Data listing >>

+ + + + + + +

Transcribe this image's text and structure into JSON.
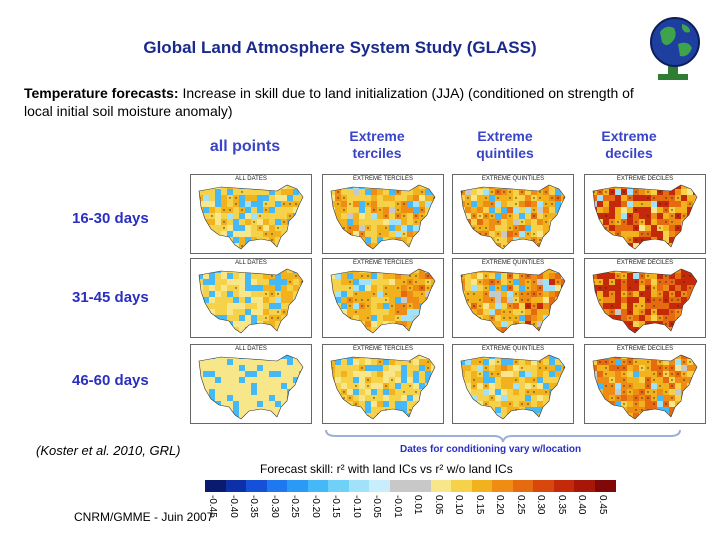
{
  "slide": {
    "title": "Global Land Atmosphere System Study (GLASS)",
    "subtitle_bold": "Temperature forecasts:",
    "subtitle_rest": " Increase in skill due to land initialization (JJA) (conditioned on strength of local initial soil moisture anomaly)",
    "citation": "(Koster et al. 2010, GRL)",
    "dates_note": "Dates for conditioning vary w/location",
    "legend_title": "Forecast skill: r² with land ICs vs r² w/o land ICs",
    "footer": "CNRM/GMME - Juin 2007"
  },
  "columns": [
    {
      "line1": "all points",
      "line2": ""
    },
    {
      "line1": "Extreme",
      "line2": "terciles"
    },
    {
      "line1": "Extreme",
      "line2": "quintiles"
    },
    {
      "line1": "Extreme",
      "line2": "deciles"
    }
  ],
  "rows": [
    {
      "label": "16-30 days"
    },
    {
      "label": "31-45 days"
    },
    {
      "label": "46-60 days"
    }
  ],
  "panel_labels": [
    "ALL DATES",
    "EXTREME TERCILES",
    "EXTREME QUINTILES",
    "EXTREME DECILES"
  ],
  "colorbar": {
    "ticks": [
      "-0.45",
      "-0.40",
      "-0.35",
      "-0.30",
      "-0.25",
      "-0.20",
      "-0.15",
      "-0.10",
      "-0.05",
      "-0.01",
      "0.01",
      "0.05",
      "0.10",
      "0.15",
      "0.20",
      "0.25",
      "0.30",
      "0.35",
      "0.40",
      "0.45"
    ],
    "colors": [
      "#0a1a6e",
      "#0d2fa8",
      "#1450d8",
      "#1e78f0",
      "#2b9af5",
      "#45b8f7",
      "#6fd0f8",
      "#9fe2fa",
      "#c9eefb",
      "#c8c8c8",
      "#c8c8c8",
      "#f7e68a",
      "#f5d24a",
      "#f2b21e",
      "#ee8c14",
      "#e66a10",
      "#d8480c",
      "#c42a0a",
      "#a8160a",
      "#800808"
    ]
  },
  "panel_intensity": [
    [
      0.35,
      0.45,
      0.55,
      0.8
    ],
    [
      0.25,
      0.4,
      0.55,
      0.9
    ],
    [
      0.15,
      0.3,
      0.4,
      0.6
    ]
  ]
}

+ + + + + + +

Produce an exact copy of each line of data, skipping embedded images.

Transcribe this image's text and structure into JSON.
{
  "slide": {
    "title": "Global Land Atmosphere System Study (GLASS)",
    "subtitle_bold": "Temperature forecasts:",
    "subtitle_rest": " Increase in skill due to land initialization (JJA) (conditioned on strength of local initial soil moisture anomaly)",
    "citation": "(Koster et al. 2010, GRL)",
    "dates_note": "Dates for conditioning vary w/location",
    "legend_title": "Forecast skill: r² with land ICs vs r² w/o land ICs",
    "footer": "CNRM/GMME - Juin 2007"
  },
  "columns": [
    {
      "line1": "all points",
      "line2": ""
    },
    {
      "line1": "Extreme",
      "line2": "terciles"
    },
    {
      "line1": "Extreme",
      "line2": "quintiles"
    },
    {
      "line1": "Extreme",
      "line2": "deciles"
    }
  ],
  "rows": [
    {
      "label": "16-30 days"
    },
    {
      "label": "31-45 days"
    },
    {
      "label": "46-60 days"
    }
  ],
  "panel_labels": [
    "ALL DATES",
    "EXTREME TERCILES",
    "EXTREME QUINTILES",
    "EXTREME DECILES"
  ],
  "colorbar": {
    "ticks": [
      "-0.45",
      "-0.40",
      "-0.35",
      "-0.30",
      "-0.25",
      "-0.20",
      "-0.15",
      "-0.10",
      "-0.05",
      "-0.01",
      "0.01",
      "0.05",
      "0.10",
      "0.15",
      "0.20",
      "0.25",
      "0.30",
      "0.35",
      "0.40",
      "0.45"
    ],
    "colors": [
      "#0a1a6e",
      "#0d2fa8",
      "#1450d8",
      "#1e78f0",
      "#2b9af5",
      "#45b8f7",
      "#6fd0f8",
      "#9fe2fa",
      "#c9eefb",
      "#c8c8c8",
      "#c8c8c8",
      "#f7e68a",
      "#f5d24a",
      "#f2b21e",
      "#ee8c14",
      "#e66a10",
      "#d8480c",
      "#c42a0a",
      "#a8160a",
      "#800808"
    ]
  },
  "panel_intensity": [
    [
      0.35,
      0.45,
      0.55,
      0.8
    ],
    [
      0.25,
      0.4,
      0.55,
      0.9
    ],
    [
      0.15,
      0.3,
      0.4,
      0.6
    ]
  ]
}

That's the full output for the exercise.